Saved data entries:

────────────────

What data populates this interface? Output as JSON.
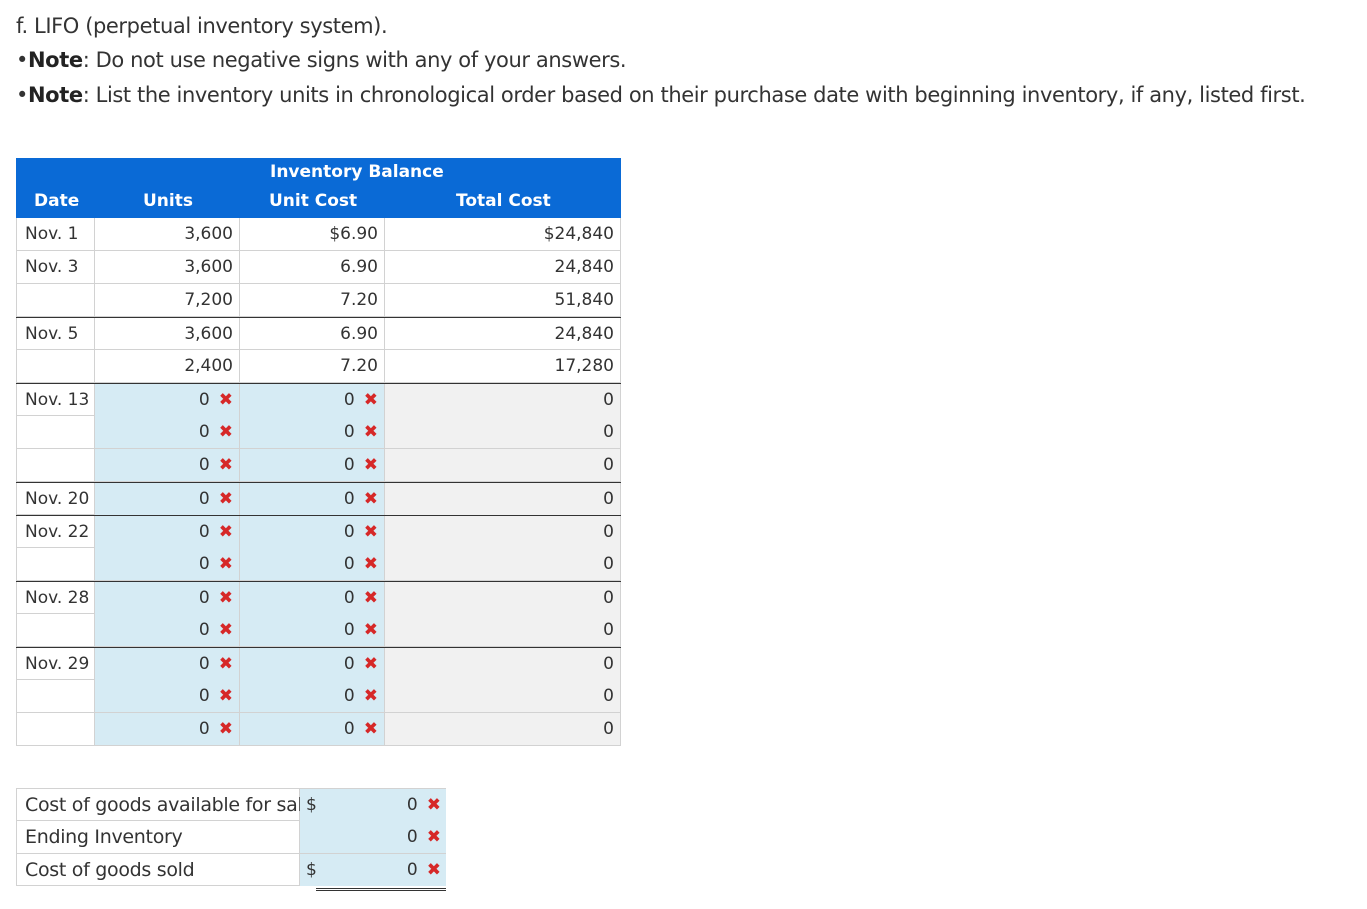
{
  "heading": "f. LIFO (perpetual inventory system).",
  "notes": [
    {
      "bullet": "•",
      "label": "Note",
      "text": ": Do not use negative signs with any of your answers."
    },
    {
      "bullet": "•",
      "label": "Note",
      "text": ": List the inventory units in chronological order based on their purchase date with beginning inventory, if any, listed first."
    }
  ],
  "table": {
    "group_header": "Inventory Balance",
    "columns": {
      "date": "Date",
      "units": "Units",
      "unit_cost": "Unit Cost",
      "total_cost": "Total Cost"
    },
    "rows": [
      {
        "date": "Nov. 1",
        "units": "3,600",
        "unit_cost": "$6.90",
        "total_cost": "$24,840"
      },
      {
        "date": "Nov. 3",
        "units": "3,600",
        "unit_cost": "6.90",
        "total_cost": "24,840"
      },
      {
        "date": "",
        "units": "7,200",
        "unit_cost": "7.20",
        "total_cost": "51,840"
      },
      {
        "date": "Nov. 5",
        "units": "3,600",
        "unit_cost": "6.90",
        "total_cost": "24,840"
      },
      {
        "date": "",
        "units": "2,400",
        "unit_cost": "7.20",
        "total_cost": "17,280"
      },
      {
        "date": "Nov. 13",
        "units": "0",
        "unit_cost": "0",
        "total_cost": "0"
      },
      {
        "date": "",
        "units": "0",
        "unit_cost": "0",
        "total_cost": "0"
      },
      {
        "date": "",
        "units": "0",
        "unit_cost": "0",
        "total_cost": "0"
      },
      {
        "date": "Nov. 20",
        "units": "0",
        "unit_cost": "0",
        "total_cost": "0"
      },
      {
        "date": "Nov. 22",
        "units": "0",
        "unit_cost": "0",
        "total_cost": "0"
      },
      {
        "date": "",
        "units": "0",
        "unit_cost": "0",
        "total_cost": "0"
      },
      {
        "date": "Nov. 28",
        "units": "0",
        "unit_cost": "0",
        "total_cost": "0"
      },
      {
        "date": "",
        "units": "0",
        "unit_cost": "0",
        "total_cost": "0"
      },
      {
        "date": "Nov. 29",
        "units": "0",
        "unit_cost": "0",
        "total_cost": "0"
      },
      {
        "date": "",
        "units": "0",
        "unit_cost": "0",
        "total_cost": "0"
      },
      {
        "date": "",
        "units": "0",
        "unit_cost": "0",
        "total_cost": "0"
      }
    ]
  },
  "summary": {
    "currency": "$",
    "rows": [
      {
        "label": "Cost of goods available for sale",
        "value": "0"
      },
      {
        "label": "Ending Inventory",
        "value": "0"
      },
      {
        "label": "Cost of goods sold",
        "value": "0"
      }
    ]
  },
  "incorrect_mark": "✖",
  "colors": {
    "header_blue": "#0a6ad6",
    "input_bg": "#d6ebf4",
    "calc_bg": "#f1f1f1",
    "incorrect_red": "#d62828"
  }
}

────────────────

Problem to solve
Leaving out the pictures, repeat the data above exactly.

Task solution
What data populates this interface? Output as JSON.
{
  "heading": "f. LIFO (perpetual inventory system).",
  "notes": [
    {
      "bullet": "•",
      "label": "Note",
      "text": ": Do not use negative signs with any of your answers."
    },
    {
      "bullet": "•",
      "label": "Note",
      "text": ": List the inventory units in chronological order based on their purchase date with beginning inventory, if any, listed first."
    }
  ],
  "table": {
    "group_header": "Inventory Balance",
    "columns": {
      "date": "Date",
      "units": "Units",
      "unit_cost": "Unit Cost",
      "total_cost": "Total Cost"
    },
    "rows": [
      {
        "date": "Nov. 1",
        "units": "3,600",
        "unit_cost": "$6.90",
        "total_cost": "$24,840"
      },
      {
        "date": "Nov. 3",
        "units": "3,600",
        "unit_cost": "6.90",
        "total_cost": "24,840"
      },
      {
        "date": "",
        "units": "7,200",
        "unit_cost": "7.20",
        "total_cost": "51,840"
      },
      {
        "date": "Nov. 5",
        "units": "3,600",
        "unit_cost": "6.90",
        "total_cost": "24,840"
      },
      {
        "date": "",
        "units": "2,400",
        "unit_cost": "7.20",
        "total_cost": "17,280"
      },
      {
        "date": "Nov. 13",
        "units": "0",
        "unit_cost": "0",
        "total_cost": "0"
      },
      {
        "date": "",
        "units": "0",
        "unit_cost": "0",
        "total_cost": "0"
      },
      {
        "date": "",
        "units": "0",
        "unit_cost": "0",
        "total_cost": "0"
      },
      {
        "date": "Nov. 20",
        "units": "0",
        "unit_cost": "0",
        "total_cost": "0"
      },
      {
        "date": "Nov. 22",
        "units": "0",
        "unit_cost": "0",
        "total_cost": "0"
      },
      {
        "date": "",
        "units": "0",
        "unit_cost": "0",
        "total_cost": "0"
      },
      {
        "date": "Nov. 28",
        "units": "0",
        "unit_cost": "0",
        "total_cost": "0"
      },
      {
        "date": "",
        "units": "0",
        "unit_cost": "0",
        "total_cost": "0"
      },
      {
        "date": "Nov. 29",
        "units": "0",
        "unit_cost": "0",
        "total_cost": "0"
      },
      {
        "date": "",
        "units": "0",
        "unit_cost": "0",
        "total_cost": "0"
      },
      {
        "date": "",
        "units": "0",
        "unit_cost": "0",
        "total_cost": "0"
      }
    ]
  },
  "summary": {
    "currency": "$",
    "rows": [
      {
        "label": "Cost of goods available for sale",
        "value": "0"
      },
      {
        "label": "Ending Inventory",
        "value": "0"
      },
      {
        "label": "Cost of goods sold",
        "value": "0"
      }
    ]
  },
  "incorrect_mark": "✖",
  "colors": {
    "header_blue": "#0a6ad6",
    "input_bg": "#d6ebf4",
    "calc_bg": "#f1f1f1",
    "incorrect_red": "#d62828"
  }
}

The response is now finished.